* PROBLEM DETAILS
Output the data that follows exactly, line for line.

* AVAILABLE RECORDS
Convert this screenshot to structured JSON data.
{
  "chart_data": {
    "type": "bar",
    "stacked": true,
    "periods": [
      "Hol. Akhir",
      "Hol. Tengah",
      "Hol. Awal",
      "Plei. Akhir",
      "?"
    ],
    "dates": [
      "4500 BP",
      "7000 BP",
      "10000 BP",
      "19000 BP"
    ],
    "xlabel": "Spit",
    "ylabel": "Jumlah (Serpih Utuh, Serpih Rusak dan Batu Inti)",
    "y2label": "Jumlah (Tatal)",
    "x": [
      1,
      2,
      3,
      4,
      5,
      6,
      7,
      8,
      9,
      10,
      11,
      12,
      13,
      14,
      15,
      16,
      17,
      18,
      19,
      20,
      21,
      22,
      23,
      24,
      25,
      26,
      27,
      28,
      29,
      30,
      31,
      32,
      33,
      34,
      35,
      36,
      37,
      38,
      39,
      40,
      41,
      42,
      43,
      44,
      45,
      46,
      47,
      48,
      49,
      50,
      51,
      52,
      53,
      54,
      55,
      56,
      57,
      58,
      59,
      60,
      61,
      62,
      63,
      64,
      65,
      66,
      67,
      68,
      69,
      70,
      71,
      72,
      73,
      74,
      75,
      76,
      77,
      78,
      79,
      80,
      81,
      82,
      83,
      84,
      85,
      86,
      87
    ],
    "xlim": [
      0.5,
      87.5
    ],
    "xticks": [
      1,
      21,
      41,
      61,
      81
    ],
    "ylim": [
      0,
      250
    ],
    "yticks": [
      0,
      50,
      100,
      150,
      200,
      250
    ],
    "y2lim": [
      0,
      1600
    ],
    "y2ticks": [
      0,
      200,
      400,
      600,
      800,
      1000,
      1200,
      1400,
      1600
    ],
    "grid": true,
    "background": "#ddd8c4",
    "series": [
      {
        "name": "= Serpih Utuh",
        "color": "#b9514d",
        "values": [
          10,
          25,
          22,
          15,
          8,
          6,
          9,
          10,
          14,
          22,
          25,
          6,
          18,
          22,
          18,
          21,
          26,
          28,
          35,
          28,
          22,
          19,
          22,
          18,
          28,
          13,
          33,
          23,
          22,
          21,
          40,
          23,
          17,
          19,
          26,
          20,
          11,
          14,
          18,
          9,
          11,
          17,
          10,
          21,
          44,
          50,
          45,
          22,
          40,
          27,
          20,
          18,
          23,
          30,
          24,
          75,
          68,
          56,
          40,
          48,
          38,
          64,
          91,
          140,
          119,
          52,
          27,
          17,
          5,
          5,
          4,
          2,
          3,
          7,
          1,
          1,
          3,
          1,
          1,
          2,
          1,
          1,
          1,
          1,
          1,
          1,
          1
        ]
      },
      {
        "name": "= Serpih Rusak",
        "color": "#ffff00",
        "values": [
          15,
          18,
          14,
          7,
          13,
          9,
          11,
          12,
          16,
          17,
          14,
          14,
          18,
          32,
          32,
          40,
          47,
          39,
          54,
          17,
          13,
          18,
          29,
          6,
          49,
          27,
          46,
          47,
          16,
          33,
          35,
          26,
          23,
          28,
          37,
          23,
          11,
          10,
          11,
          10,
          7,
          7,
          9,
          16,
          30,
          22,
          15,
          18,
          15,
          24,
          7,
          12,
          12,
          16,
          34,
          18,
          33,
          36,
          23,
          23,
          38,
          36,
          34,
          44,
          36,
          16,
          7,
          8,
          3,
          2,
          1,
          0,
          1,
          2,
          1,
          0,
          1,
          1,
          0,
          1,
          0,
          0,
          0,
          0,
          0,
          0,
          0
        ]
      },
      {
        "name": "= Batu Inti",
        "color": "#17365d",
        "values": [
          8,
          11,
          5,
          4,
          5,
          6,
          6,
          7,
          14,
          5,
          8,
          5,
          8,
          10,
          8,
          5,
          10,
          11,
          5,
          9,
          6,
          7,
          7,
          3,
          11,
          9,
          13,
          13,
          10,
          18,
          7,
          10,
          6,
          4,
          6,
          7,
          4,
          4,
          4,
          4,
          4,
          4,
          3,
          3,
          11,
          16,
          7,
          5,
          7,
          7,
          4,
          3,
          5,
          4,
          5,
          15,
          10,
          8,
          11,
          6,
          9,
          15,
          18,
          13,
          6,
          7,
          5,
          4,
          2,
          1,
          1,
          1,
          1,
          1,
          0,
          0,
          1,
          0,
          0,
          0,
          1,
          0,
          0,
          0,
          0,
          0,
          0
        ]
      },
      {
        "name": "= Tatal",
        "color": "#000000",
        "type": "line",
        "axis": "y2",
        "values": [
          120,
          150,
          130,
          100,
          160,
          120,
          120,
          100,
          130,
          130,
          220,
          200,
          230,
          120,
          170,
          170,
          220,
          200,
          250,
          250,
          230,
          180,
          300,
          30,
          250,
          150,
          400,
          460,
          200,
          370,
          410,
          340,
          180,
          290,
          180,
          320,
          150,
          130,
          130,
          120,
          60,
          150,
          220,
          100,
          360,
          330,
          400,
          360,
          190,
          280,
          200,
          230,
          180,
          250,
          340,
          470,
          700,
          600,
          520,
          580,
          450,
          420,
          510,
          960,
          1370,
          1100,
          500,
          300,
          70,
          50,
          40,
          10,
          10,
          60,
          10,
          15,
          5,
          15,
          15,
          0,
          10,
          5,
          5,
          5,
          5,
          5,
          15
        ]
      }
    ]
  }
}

* RESULT BELOW
Convert this screenshot to structured JSON data.
{
  "chart_data": {
    "type": "bar",
    "stacked": true,
    "periods": [
      "Hol. Akhir",
      "Hol. Tengah",
      "Hol. Awal",
      "Plei. Akhir",
      "?"
    ],
    "dates": [
      "4500 BP",
      "7000 BP",
      "10000 BP",
      "19000 BP"
    ],
    "xlabel": "Spit",
    "ylabel": "Jumlah (Serpih Utuh, Serpih Rusak dan Batu Inti)",
    "y2label": "Jumlah (Tatal)",
    "x": [
      1,
      2,
      3,
      4,
      5,
      6,
      7,
      8,
      9,
      10,
      11,
      12,
      13,
      14,
      15,
      16,
      17,
      18,
      19,
      20,
      21,
      22,
      23,
      24,
      25,
      26,
      27,
      28,
      29,
      30,
      31,
      32,
      33,
      34,
      35,
      36,
      37,
      38,
      39,
      40,
      41,
      42,
      43,
      44,
      45,
      46,
      47,
      48,
      49,
      50,
      51,
      52,
      53,
      54,
      55,
      56,
      57,
      58,
      59,
      60,
      61,
      62,
      63,
      64,
      65,
      66,
      67,
      68,
      69,
      70,
      71,
      72,
      73,
      74,
      75,
      76,
      77,
      78,
      79,
      80,
      81,
      82,
      83,
      84,
      85,
      86,
      87
    ],
    "xlim": [
      0.5,
      87.5
    ],
    "xticks": [
      1,
      21,
      41,
      61,
      81
    ],
    "ylim": [
      0,
      250
    ],
    "yticks": [
      0,
      50,
      100,
      150,
      200,
      250
    ],
    "y2lim": [
      0,
      1600
    ],
    "y2ticks": [
      0,
      200,
      400,
      600,
      800,
      1000,
      1200,
      1400,
      1600
    ],
    "grid": true,
    "background": "#ddd8c4",
    "series": [
      {
        "name": "= Serpih Utuh",
        "color": "#b9514d",
        "values": [
          10,
          25,
          22,
          15,
          8,
          6,
          9,
          10,
          14,
          22,
          25,
          6,
          18,
          22,
          18,
          21,
          26,
          28,
          35,
          28,
          22,
          19,
          22,
          18,
          28,
          13,
          33,
          23,
          22,
          21,
          40,
          23,
          17,
          19,
          26,
          20,
          11,
          14,
          18,
          9,
          11,
          17,
          10,
          21,
          44,
          50,
          45,
          22,
          40,
          27,
          20,
          18,
          23,
          30,
          24,
          75,
          68,
          56,
          40,
          48,
          38,
          64,
          91,
          140,
          119,
          52,
          27,
          17,
          5,
          5,
          4,
          2,
          3,
          7,
          1,
          1,
          3,
          1,
          1,
          2,
          1,
          1,
          1,
          1,
          1,
          1,
          1
        ]
      },
      {
        "name": "= Serpih Rusak",
        "color": "#ffff00",
        "values": [
          15,
          18,
          14,
          7,
          13,
          9,
          11,
          12,
          16,
          17,
          14,
          14,
          18,
          32,
          32,
          40,
          47,
          39,
          54,
          17,
          13,
          18,
          29,
          6,
          49,
          27,
          46,
          47,
          16,
          33,
          35,
          26,
          23,
          28,
          37,
          23,
          11,
          10,
          11,
          10,
          7,
          7,
          9,
          16,
          30,
          22,
          15,
          18,
          15,
          24,
          7,
          12,
          12,
          16,
          34,
          18,
          33,
          36,
          23,
          23,
          38,
          36,
          34,
          44,
          36,
          16,
          7,
          8,
          3,
          2,
          1,
          0,
          1,
          2,
          1,
          0,
          1,
          1,
          0,
          1,
          0,
          0,
          0,
          0,
          0,
          0,
          0
        ]
      },
      {
        "name": "= Batu Inti",
        "color": "#17365d",
        "values": [
          8,
          11,
          5,
          4,
          5,
          6,
          6,
          7,
          14,
          5,
          8,
          5,
          8,
          10,
          8,
          5,
          10,
          11,
          5,
          9,
          6,
          7,
          7,
          3,
          11,
          9,
          13,
          13,
          10,
          18,
          7,
          10,
          6,
          4,
          6,
          7,
          4,
          4,
          4,
          4,
          4,
          4,
          3,
          3,
          11,
          16,
          7,
          5,
          7,
          7,
          4,
          3,
          5,
          4,
          5,
          15,
          10,
          8,
          11,
          6,
          9,
          15,
          18,
          13,
          6,
          7,
          5,
          4,
          2,
          1,
          1,
          1,
          1,
          1,
          0,
          0,
          1,
          0,
          0,
          0,
          1,
          0,
          0,
          0,
          0,
          0,
          0
        ]
      },
      {
        "name": "= Tatal",
        "color": "#000000",
        "type": "line",
        "axis": "y2",
        "values": [
          120,
          150,
          130,
          100,
          160,
          120,
          120,
          100,
          130,
          130,
          220,
          200,
          230,
          120,
          170,
          170,
          220,
          200,
          250,
          250,
          230,
          180,
          300,
          30,
          250,
          150,
          400,
          460,
          200,
          370,
          410,
          340,
          180,
          290,
          180,
          320,
          150,
          130,
          130,
          120,
          60,
          150,
          220,
          100,
          360,
          330,
          400,
          360,
          190,
          280,
          200,
          230,
          180,
          250,
          340,
          470,
          700,
          600,
          520,
          580,
          450,
          420,
          510,
          960,
          1370,
          1100,
          500,
          300,
          70,
          50,
          40,
          10,
          10,
          60,
          10,
          15,
          5,
          15,
          15,
          0,
          10,
          5,
          5,
          5,
          5,
          5,
          15
        ]
      }
    ]
  }
}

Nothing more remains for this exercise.